Stored data:
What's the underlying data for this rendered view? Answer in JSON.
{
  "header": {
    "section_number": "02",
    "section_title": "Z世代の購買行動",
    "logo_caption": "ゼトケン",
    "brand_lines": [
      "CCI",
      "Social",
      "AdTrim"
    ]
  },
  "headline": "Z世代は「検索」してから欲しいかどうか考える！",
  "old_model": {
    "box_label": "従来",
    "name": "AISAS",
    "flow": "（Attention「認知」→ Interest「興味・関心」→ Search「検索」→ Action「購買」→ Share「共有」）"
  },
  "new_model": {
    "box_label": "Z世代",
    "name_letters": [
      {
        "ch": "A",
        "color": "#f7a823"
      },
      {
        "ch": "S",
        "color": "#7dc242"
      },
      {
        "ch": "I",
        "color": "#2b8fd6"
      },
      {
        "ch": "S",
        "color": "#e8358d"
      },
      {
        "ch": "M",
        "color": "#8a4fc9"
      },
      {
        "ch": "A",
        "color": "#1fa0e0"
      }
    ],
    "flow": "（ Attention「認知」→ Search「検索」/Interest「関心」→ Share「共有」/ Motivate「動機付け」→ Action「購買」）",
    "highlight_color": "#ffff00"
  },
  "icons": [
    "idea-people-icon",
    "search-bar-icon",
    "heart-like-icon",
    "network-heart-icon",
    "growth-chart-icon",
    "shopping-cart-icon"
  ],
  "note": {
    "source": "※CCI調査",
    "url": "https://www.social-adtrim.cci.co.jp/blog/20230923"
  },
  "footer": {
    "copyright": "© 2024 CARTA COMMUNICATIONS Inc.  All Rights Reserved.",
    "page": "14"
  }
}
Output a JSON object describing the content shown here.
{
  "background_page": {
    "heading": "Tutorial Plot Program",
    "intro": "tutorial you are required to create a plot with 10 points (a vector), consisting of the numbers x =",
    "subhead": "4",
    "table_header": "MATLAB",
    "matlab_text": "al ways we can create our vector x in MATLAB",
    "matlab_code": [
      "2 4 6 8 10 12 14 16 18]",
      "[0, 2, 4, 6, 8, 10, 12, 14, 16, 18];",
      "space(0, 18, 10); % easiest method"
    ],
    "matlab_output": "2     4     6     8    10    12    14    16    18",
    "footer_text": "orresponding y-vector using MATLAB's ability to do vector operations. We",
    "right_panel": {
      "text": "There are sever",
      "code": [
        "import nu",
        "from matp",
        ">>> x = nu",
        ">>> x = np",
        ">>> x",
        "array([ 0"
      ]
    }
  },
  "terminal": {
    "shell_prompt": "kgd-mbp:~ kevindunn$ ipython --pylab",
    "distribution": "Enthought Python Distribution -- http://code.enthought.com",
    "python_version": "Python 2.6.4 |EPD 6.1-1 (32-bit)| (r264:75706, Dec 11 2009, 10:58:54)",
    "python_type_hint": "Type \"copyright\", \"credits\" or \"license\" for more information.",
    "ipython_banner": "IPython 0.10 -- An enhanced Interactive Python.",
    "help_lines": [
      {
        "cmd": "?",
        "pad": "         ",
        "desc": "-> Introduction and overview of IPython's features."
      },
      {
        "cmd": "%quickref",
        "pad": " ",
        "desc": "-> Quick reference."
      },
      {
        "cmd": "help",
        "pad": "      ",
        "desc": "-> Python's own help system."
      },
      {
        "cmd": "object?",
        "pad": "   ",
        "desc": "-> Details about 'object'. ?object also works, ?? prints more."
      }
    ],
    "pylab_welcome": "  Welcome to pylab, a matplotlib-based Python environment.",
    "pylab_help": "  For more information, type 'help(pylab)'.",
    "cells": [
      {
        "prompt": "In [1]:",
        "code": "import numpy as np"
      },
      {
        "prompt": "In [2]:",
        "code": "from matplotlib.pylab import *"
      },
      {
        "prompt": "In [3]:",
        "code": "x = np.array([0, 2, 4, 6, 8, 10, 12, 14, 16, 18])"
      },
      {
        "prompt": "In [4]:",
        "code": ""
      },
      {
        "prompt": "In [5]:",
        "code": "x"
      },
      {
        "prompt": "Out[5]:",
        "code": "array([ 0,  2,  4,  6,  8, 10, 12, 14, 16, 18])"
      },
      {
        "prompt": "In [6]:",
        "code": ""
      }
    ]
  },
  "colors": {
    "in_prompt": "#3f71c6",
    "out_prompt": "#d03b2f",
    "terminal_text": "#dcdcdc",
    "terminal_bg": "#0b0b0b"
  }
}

**Instruction:** Filter the data, keeping only the lines that contain "copyright".

**Solution to this exercise:**
    "copyright": "© 2024 CARTA COMMUNICATIONS Inc.  All Rights Reserved.",
    "python_type_hint": "Type \"copyright\", \"credits\" or \"license\" for more information.",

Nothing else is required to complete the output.